▶ Data records:
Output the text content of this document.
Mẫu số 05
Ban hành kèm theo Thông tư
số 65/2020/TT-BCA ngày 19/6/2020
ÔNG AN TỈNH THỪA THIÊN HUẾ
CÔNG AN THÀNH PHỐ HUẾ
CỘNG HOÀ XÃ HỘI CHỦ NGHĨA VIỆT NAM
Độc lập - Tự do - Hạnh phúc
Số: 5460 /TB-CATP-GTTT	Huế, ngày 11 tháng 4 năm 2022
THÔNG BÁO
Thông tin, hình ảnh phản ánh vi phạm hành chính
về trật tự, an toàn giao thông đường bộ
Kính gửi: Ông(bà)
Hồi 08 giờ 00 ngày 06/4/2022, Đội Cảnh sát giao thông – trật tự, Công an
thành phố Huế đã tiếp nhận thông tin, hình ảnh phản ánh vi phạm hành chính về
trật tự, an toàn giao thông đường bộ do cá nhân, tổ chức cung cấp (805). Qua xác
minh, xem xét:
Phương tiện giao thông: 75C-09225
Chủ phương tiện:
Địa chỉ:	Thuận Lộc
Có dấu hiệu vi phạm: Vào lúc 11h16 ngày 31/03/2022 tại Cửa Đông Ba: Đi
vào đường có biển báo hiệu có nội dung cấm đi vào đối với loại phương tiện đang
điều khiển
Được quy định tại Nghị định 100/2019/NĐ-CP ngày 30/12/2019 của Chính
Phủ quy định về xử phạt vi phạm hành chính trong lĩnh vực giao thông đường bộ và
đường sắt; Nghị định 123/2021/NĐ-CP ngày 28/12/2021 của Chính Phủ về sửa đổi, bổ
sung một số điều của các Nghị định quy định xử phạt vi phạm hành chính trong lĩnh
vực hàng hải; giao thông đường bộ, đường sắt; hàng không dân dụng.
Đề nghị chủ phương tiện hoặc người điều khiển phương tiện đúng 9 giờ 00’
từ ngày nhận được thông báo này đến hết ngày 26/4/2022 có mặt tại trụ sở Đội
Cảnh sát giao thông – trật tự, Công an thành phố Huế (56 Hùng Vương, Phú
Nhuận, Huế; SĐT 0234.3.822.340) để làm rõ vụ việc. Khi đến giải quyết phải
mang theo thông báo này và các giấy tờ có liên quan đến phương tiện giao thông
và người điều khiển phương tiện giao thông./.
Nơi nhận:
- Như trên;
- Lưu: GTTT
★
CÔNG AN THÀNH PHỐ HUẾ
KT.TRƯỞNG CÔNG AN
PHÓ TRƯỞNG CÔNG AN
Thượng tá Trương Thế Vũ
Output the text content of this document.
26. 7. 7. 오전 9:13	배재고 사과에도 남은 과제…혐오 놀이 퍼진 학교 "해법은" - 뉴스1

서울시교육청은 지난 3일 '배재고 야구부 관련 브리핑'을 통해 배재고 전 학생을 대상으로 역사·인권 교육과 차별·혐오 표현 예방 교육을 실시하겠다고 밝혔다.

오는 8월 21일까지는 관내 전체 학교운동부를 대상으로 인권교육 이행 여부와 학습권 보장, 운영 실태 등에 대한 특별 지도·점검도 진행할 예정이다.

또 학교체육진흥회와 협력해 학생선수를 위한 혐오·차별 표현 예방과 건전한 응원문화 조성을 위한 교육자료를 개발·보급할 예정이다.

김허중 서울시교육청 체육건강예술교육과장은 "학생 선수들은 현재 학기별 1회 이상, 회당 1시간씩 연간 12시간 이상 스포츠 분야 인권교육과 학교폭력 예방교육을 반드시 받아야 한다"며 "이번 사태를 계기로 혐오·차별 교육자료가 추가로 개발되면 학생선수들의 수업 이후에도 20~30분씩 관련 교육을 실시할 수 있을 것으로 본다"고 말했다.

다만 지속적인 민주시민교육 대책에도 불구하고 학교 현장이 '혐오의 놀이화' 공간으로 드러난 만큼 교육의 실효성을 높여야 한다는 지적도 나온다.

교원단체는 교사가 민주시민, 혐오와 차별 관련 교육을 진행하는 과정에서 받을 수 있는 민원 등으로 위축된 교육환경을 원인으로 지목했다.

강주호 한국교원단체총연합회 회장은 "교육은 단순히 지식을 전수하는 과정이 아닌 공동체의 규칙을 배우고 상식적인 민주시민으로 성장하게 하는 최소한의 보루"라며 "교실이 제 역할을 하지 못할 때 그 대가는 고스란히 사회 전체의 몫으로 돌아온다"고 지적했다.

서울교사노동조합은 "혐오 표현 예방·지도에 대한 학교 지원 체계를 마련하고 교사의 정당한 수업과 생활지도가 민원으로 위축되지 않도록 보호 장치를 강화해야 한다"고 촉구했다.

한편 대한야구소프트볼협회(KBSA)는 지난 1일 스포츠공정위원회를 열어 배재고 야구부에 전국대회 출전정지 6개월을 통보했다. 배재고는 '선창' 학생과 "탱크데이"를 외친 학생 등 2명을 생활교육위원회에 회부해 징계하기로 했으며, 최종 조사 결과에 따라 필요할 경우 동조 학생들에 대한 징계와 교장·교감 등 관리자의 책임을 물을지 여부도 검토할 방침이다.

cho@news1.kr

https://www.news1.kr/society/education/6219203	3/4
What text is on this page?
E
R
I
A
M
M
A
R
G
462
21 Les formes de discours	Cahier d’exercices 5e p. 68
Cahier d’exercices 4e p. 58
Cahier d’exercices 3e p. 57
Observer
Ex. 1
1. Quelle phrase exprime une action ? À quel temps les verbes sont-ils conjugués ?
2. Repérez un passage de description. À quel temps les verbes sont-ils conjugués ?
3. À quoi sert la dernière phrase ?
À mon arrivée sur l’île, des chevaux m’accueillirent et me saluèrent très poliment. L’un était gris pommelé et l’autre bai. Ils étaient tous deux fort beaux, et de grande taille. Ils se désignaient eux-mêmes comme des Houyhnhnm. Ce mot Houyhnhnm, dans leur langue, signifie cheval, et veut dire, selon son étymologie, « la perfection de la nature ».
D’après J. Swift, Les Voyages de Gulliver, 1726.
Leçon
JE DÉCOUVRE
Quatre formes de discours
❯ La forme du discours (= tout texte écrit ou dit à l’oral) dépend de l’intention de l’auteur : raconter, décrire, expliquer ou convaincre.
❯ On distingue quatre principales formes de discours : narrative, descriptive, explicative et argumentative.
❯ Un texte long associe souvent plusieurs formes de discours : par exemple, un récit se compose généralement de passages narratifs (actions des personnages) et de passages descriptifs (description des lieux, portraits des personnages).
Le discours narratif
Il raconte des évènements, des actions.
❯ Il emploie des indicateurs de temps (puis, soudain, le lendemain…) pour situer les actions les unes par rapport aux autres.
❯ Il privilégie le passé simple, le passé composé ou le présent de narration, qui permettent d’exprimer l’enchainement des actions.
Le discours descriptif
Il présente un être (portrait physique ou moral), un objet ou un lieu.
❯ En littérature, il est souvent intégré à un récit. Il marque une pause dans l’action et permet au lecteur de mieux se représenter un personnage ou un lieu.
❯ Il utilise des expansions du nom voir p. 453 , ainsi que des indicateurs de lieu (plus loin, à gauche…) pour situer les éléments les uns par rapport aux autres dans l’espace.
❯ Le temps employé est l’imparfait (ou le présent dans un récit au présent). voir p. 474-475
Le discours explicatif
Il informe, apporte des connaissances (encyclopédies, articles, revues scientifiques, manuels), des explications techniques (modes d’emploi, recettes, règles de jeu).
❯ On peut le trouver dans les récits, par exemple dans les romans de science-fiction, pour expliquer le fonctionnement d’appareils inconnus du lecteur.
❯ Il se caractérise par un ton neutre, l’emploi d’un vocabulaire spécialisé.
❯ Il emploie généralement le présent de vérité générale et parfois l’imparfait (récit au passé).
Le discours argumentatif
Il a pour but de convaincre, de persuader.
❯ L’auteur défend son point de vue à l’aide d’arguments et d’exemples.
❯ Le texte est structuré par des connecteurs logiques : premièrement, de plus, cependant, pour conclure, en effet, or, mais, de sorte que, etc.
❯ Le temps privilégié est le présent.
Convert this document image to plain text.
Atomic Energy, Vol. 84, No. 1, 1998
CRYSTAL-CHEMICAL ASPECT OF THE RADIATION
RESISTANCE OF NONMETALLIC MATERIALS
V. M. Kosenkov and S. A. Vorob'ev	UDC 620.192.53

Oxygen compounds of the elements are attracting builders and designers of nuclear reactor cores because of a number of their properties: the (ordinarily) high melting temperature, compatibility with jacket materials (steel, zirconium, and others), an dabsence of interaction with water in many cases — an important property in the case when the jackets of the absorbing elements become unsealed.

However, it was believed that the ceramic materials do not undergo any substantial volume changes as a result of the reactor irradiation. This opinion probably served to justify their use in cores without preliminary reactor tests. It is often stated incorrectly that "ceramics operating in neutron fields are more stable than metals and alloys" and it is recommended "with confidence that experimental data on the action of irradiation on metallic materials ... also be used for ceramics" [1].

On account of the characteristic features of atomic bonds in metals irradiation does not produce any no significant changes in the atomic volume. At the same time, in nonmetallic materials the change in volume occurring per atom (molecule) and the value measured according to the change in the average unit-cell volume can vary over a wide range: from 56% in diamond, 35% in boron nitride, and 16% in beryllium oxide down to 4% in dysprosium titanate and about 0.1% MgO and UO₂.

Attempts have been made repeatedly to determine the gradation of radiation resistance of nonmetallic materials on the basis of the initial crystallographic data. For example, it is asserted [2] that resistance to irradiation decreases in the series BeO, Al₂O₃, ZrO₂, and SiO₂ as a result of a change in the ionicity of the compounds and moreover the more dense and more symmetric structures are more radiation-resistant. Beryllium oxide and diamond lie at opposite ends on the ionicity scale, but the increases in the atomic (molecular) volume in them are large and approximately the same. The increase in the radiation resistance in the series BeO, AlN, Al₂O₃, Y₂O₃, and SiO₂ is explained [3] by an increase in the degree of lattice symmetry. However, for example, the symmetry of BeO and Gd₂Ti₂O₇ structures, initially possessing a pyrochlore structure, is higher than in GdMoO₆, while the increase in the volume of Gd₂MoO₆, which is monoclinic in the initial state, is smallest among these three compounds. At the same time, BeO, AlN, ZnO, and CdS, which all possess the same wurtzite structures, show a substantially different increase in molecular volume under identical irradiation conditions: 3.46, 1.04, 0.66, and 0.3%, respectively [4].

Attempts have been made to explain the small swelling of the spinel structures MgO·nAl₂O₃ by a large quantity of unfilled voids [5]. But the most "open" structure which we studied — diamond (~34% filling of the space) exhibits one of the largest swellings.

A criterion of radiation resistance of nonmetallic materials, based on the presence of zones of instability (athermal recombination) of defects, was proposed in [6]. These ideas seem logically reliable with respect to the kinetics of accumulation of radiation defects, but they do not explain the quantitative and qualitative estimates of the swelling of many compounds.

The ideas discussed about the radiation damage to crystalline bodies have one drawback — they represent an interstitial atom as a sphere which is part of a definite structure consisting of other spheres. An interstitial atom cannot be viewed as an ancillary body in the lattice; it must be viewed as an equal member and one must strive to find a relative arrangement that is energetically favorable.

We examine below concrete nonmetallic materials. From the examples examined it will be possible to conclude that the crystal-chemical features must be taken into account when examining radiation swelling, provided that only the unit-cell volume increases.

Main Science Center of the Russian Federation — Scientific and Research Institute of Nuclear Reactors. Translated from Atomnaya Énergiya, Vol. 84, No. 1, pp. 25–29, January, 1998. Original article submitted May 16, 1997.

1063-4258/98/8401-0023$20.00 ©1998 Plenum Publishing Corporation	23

▶ Exercise goal:
Look through the material above. Copy each line where the word "same" appears.

▶ Task solution:
On account of the characteristic features of atomic bonds in metals irradiation does not produce any no significant changes in the atomic volume. At the same time, in nonmetallic materials the change in volume occurring per atom (molecule) and the value measured according to the change in the average unit-cell volume can vary over a wide range: from 56% in diamond, 35% in boron nitride, and 16% in beryllium oxide down to 4% in dysprosium titanate and about 0.1% MgO and UO₂.
Attempts have been made repeatedly to determine the gradation of radiation resistance of nonmetallic materials on the basis of the initial crystallographic data. For example, it is asserted [2] that resistance to irradiation decreases in the series BeO, Al₂O₃, ZrO₂, and SiO₂ as a result of a change in the ionicity of the compounds and moreover the more dense and more symmetric structures are more radiation-resistant. Beryllium oxide and diamond lie at opposite ends on the ionicity scale, but the increases in the atomic (molecular) volume in them are large and approximately the same. The increase in the radiation resistance in the series BeO, AlN, Al₂O₃, Y₂O₃, and SiO₂ is explained [3] by an increase in the degree of lattice symmetry. However, for example, the symmetry of BeO and Gd₂Ti₂O₇ structures, initially possessing a pyrochlore structure, is higher than in GdMoO₆, while the increase in the volume of Gd₂MoO₆, which is monoclinic in the initial state, is smallest among these three compounds. At the same time, BeO, AlN, ZnO, and CdS, which all possess the same wurtzite structures, show a substantially different increase in molecular volume under identical irradiation conditions: 3.46, 1.04, 0.66, and 0.3%, respectively [4].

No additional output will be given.